*TASK OBJECTIVE*. From the listing below, extract every line containing "name".

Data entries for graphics
════════════════
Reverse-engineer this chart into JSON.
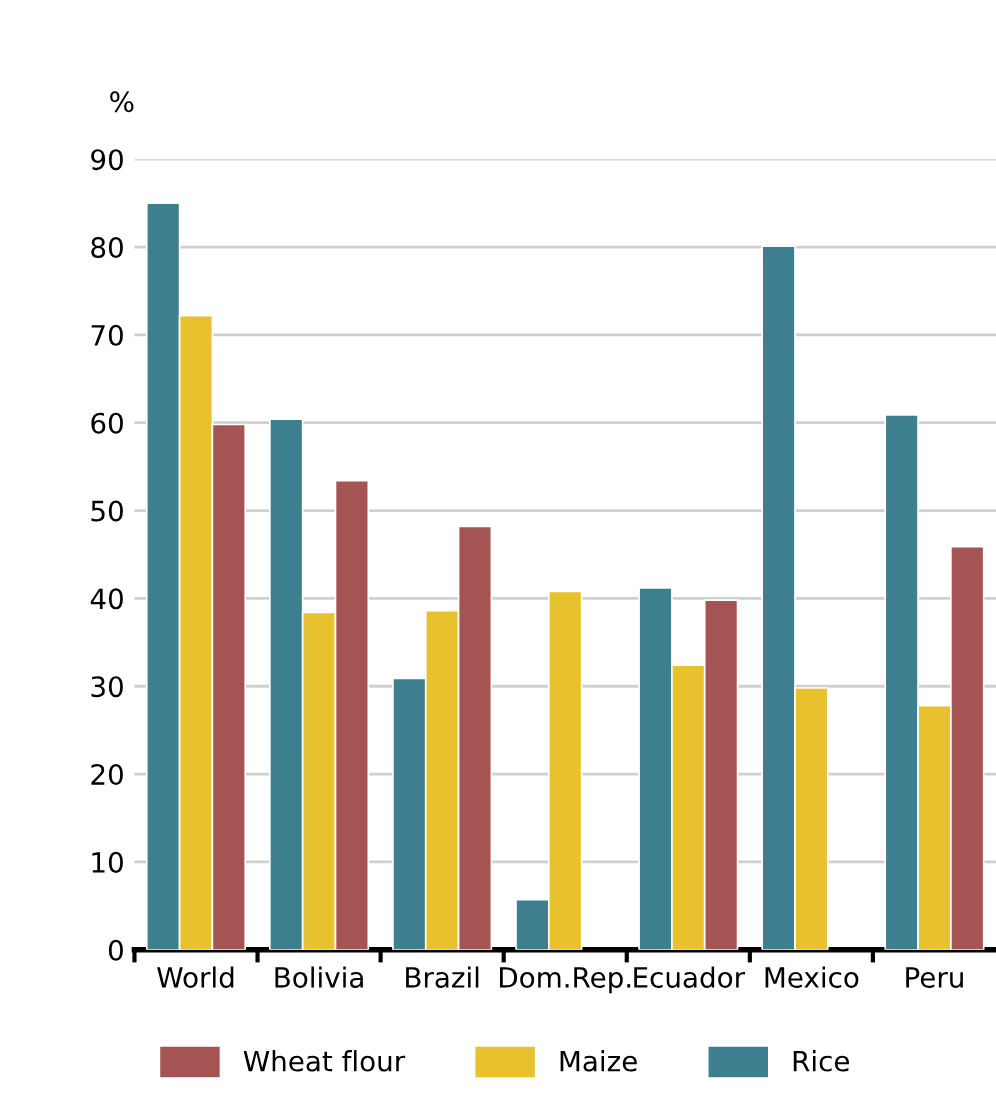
{
  "chart_data": {
    "type": "bar",
    "ylabel": "%",
    "categories": [
      "World",
      "Bolivia",
      "Brazil",
      "Dom.Rep.",
      "Ecuador",
      "Mexico",
      "Peru"
    ],
    "series": [
      {
        "name": "Rice",
        "color": "#3d7f8e",
        "values": [
          85,
          60.4,
          30.9,
          5.7,
          41.2,
          80.1,
          60.9
        ]
      },
      {
        "name": "Maize",
        "color": "#e8c12e",
        "values": [
          72.2,
          38.4,
          38.6,
          40.8,
          32.4,
          29.8,
          27.8
        ]
      },
      {
        "name": "Wheat flour",
        "color": "#a55454",
        "values": [
          59.8,
          53.4,
          48.2,
          null,
          39.8,
          null,
          45.9
        ]
      }
    ],
    "ylim": [
      0,
      90
    ],
    "yticks": [
      0,
      10,
      20,
      30,
      40,
      50,
      60,
      70,
      80,
      90
    ],
    "grid": "y",
    "legend": "bottom"
  }
}
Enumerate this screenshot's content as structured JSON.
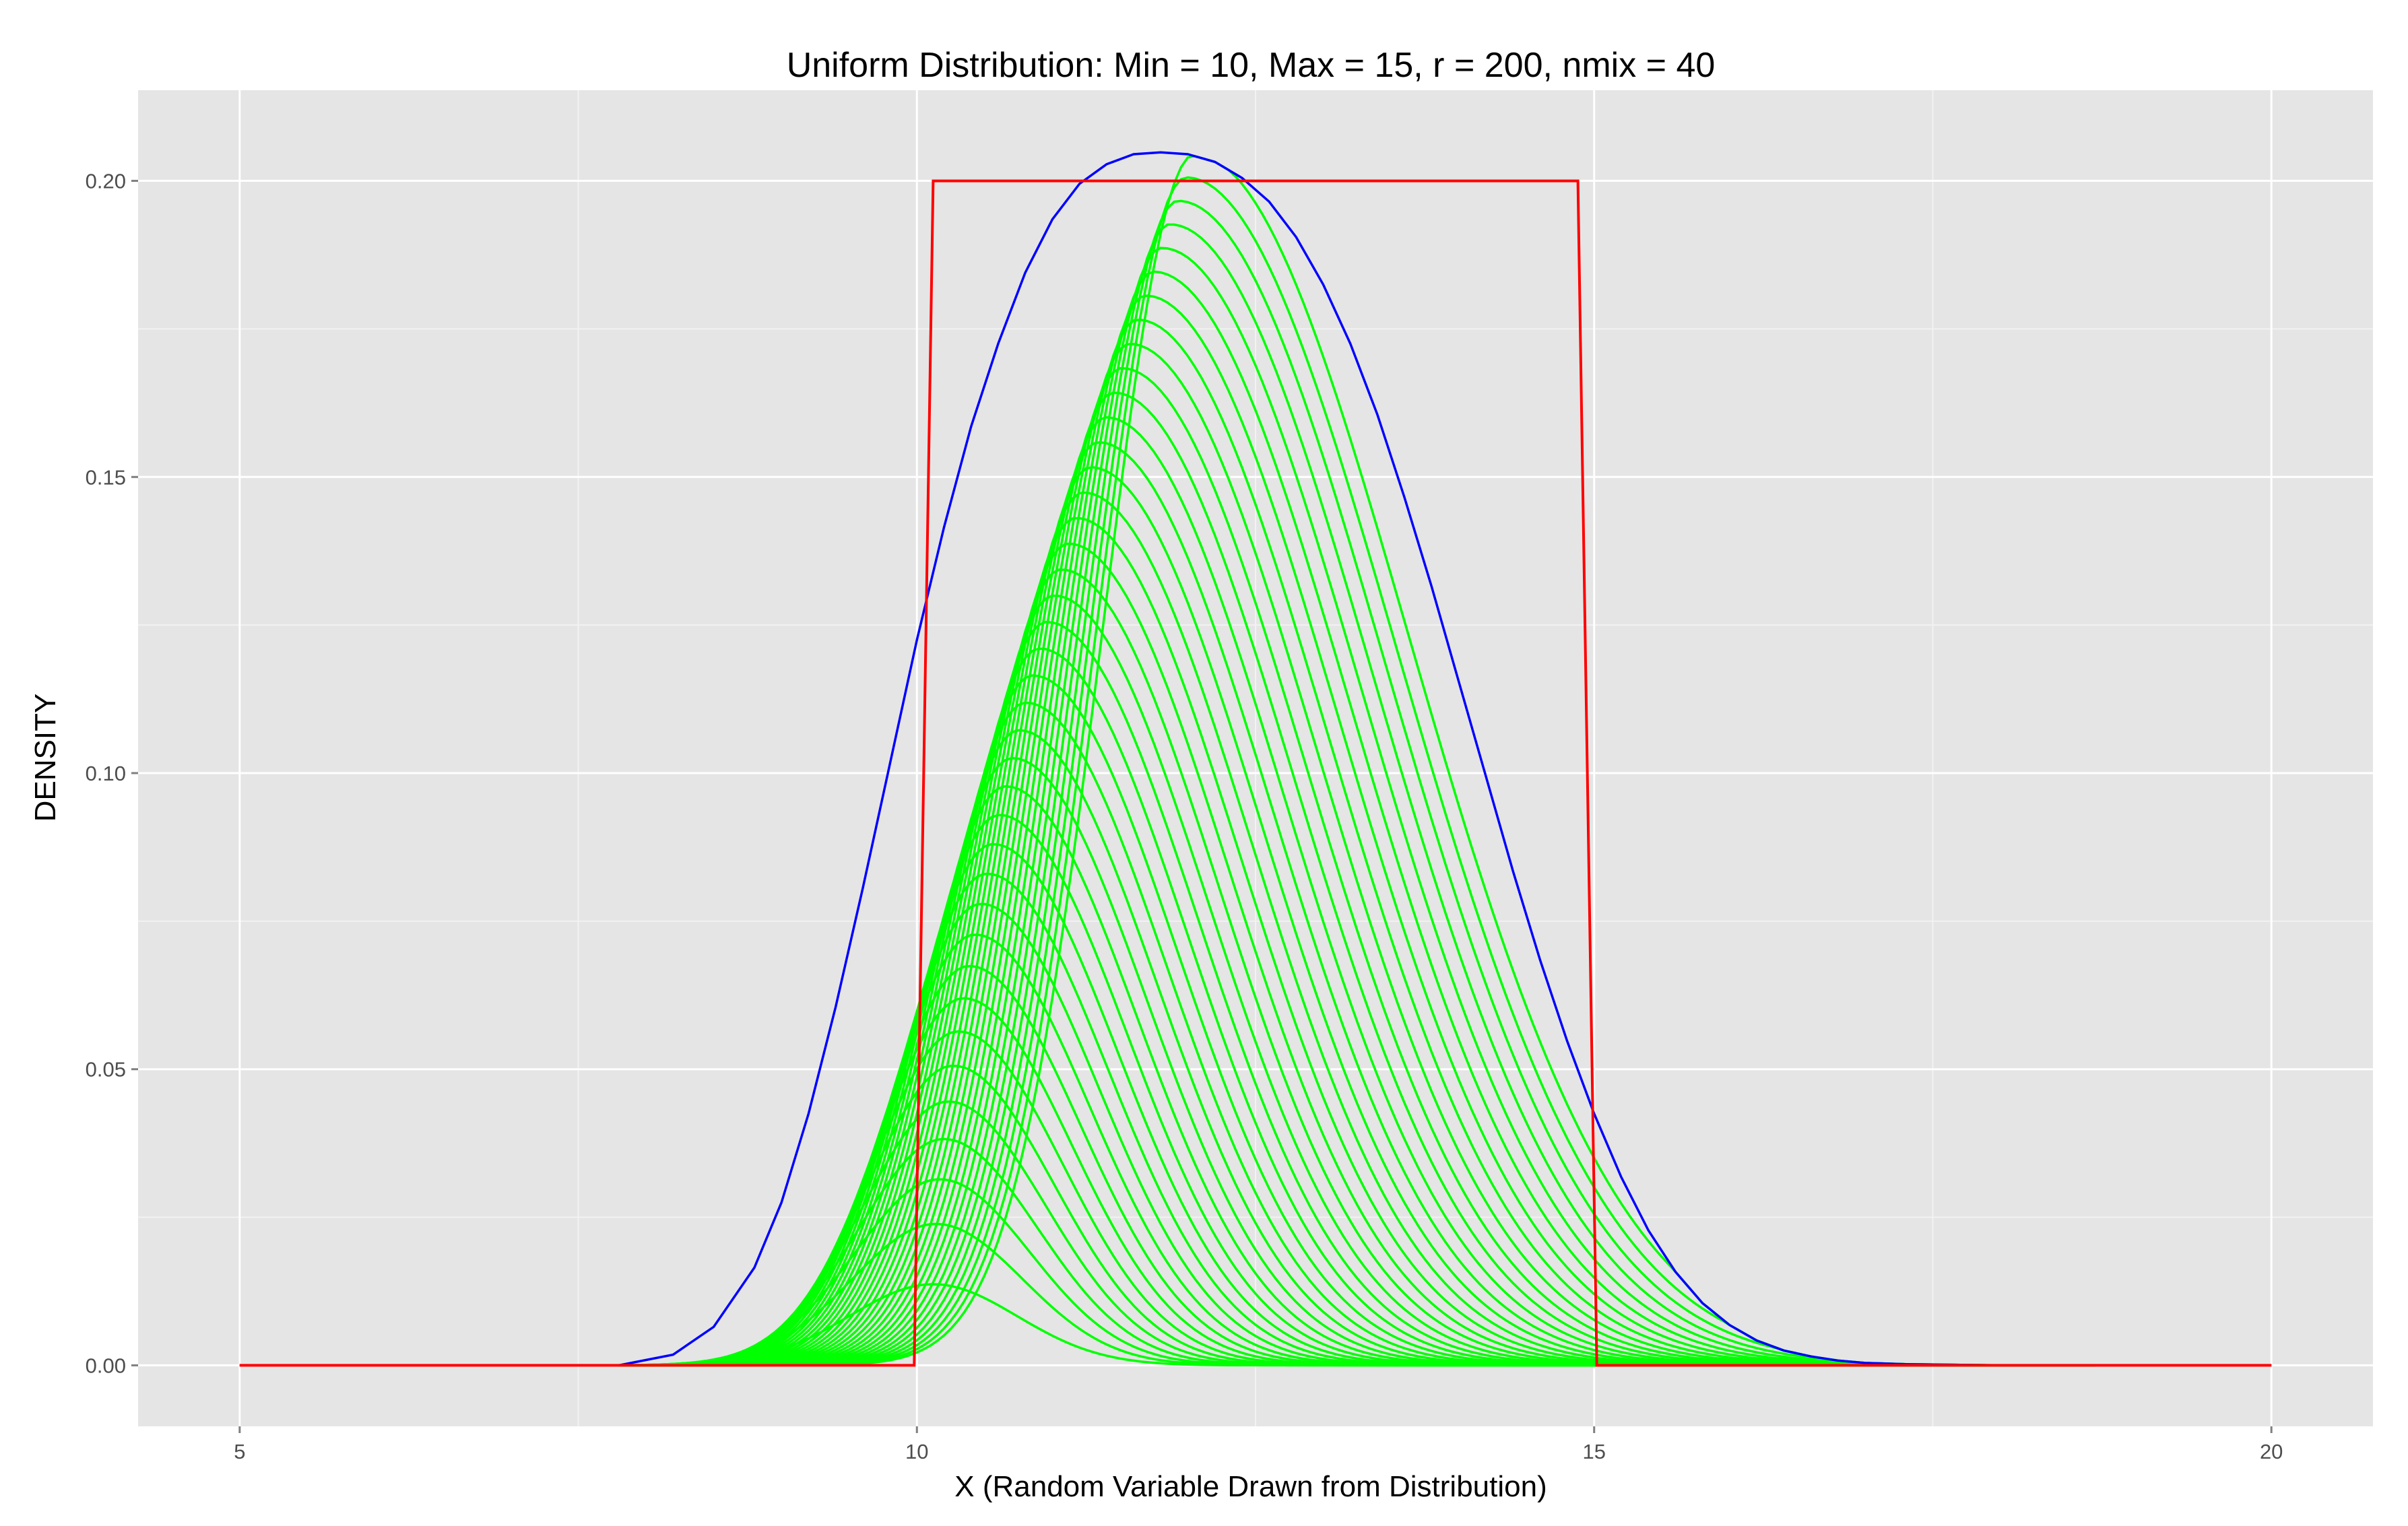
{
  "chart_data": {
    "type": "line",
    "title": "Uniform Distribution: Min = 10, Max = 15, r = 200, nmix = 40",
    "xlabel": "X (Random Variable Drawn from Distribution)",
    "ylabel": "DENSITY",
    "xlim": [
      4.25,
      20.75
    ],
    "ylim": [
      -0.0103,
      0.2153
    ],
    "x_ticks": [
      5,
      10,
      15,
      20
    ],
    "x_tick_labels": [
      "5",
      "10",
      "15",
      "20"
    ],
    "y_ticks": [
      0.0,
      0.05,
      0.1,
      0.15,
      0.2
    ],
    "y_tick_labels": [
      "0.00",
      "0.05",
      "0.10",
      "0.15",
      "0.20"
    ],
    "grid": true,
    "legend": "none",
    "colors": {
      "panel": "#e5e5e5",
      "grid_major": "#ffffff",
      "grid_minor": "#f2f2f2",
      "tick_text": "#4d4d4d",
      "mixture_components": "#00ff00",
      "full_mixture": "#0000ff",
      "uniform_density": "#ff0000"
    },
    "series": [
      {
        "role": "uniform_density",
        "x": [
          5,
          9.98,
          10.12,
          14.88,
          15.02,
          20
        ],
        "y": [
          0,
          0,
          0.2,
          0.2,
          0,
          0
        ]
      },
      {
        "role": "full_mixture",
        "x": [
          5,
          7.8,
          8.2,
          8.5,
          8.8,
          9.0,
          9.2,
          9.4,
          9.6,
          9.8,
          10.0,
          10.2,
          10.4,
          10.6,
          10.8,
          11.0,
          11.2,
          11.4,
          11.6,
          11.8,
          12.0,
          12.2,
          12.4,
          12.6,
          12.8,
          13.0,
          13.2,
          13.4,
          13.6,
          13.8,
          14.0,
          14.2,
          14.4,
          14.6,
          14.8,
          15.0,
          15.2,
          15.4,
          15.6,
          15.8,
          16.0,
          16.2,
          16.4,
          16.6,
          16.8,
          17.0,
          17.3,
          17.6,
          18.0,
          18.5,
          20
        ],
        "y": [
          0,
          0.0,
          0.0018,
          0.0065,
          0.0165,
          0.0275,
          0.0425,
          0.0605,
          0.0805,
          0.1015,
          0.1225,
          0.1415,
          0.1585,
          0.1725,
          0.1845,
          0.1935,
          0.1995,
          0.2028,
          0.2045,
          0.2048,
          0.2045,
          0.2032,
          0.2005,
          0.1965,
          0.1905,
          0.1825,
          0.1725,
          0.1605,
          0.1465,
          0.1315,
          0.1155,
          0.0995,
          0.0835,
          0.0685,
          0.0548,
          0.0425,
          0.0318,
          0.0228,
          0.0158,
          0.0105,
          0.0068,
          0.0042,
          0.0025,
          0.0015,
          0.0008,
          0.0004,
          0.0002,
          0.0001,
          0.0,
          0.0,
          0
        ]
      }
    ],
    "mixture_components": {
      "count": 40,
      "peak_x_first": 10.12,
      "peak_x_last": 12.05,
      "peak_y_first": 0.0137,
      "peak_y_last": 0.2045,
      "curve_start_x": 7.8,
      "curve_end_x": 18.7
    }
  }
}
════════════════
*FINAL RESULT*.
        "name": "Rice",
        "name": "Maize",
        "name": "Wheat flour",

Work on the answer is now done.